• PROBLEM DESCRIPTION: Show all lines holding the string "this".

═══

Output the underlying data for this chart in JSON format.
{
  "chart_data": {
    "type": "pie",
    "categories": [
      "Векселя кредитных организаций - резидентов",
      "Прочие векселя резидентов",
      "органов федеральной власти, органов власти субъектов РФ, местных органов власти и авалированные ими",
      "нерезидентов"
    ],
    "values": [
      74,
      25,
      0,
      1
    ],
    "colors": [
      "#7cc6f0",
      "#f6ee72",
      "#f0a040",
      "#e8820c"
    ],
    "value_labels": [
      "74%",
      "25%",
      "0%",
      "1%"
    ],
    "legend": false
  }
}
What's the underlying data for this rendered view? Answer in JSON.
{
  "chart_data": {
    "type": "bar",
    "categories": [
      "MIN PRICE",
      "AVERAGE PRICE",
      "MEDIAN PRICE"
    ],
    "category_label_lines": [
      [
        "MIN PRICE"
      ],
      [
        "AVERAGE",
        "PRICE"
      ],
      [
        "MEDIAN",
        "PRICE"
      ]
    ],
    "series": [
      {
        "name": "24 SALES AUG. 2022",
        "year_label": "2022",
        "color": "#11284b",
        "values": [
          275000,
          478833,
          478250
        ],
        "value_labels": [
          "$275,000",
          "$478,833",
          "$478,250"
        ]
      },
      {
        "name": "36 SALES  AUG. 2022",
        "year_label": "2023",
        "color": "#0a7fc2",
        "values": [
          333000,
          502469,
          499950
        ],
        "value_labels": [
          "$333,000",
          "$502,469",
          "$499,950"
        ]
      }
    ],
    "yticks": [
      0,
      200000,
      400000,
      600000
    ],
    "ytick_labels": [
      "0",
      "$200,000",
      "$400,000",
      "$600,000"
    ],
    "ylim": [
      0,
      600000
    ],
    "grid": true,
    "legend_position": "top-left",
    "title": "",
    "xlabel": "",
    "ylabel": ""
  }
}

═══

• ANSWER TO THE PROBLEM:
Output the underlying data for this chart in JSON format.
What's the underlying data for this rendered view? Answer in JSON.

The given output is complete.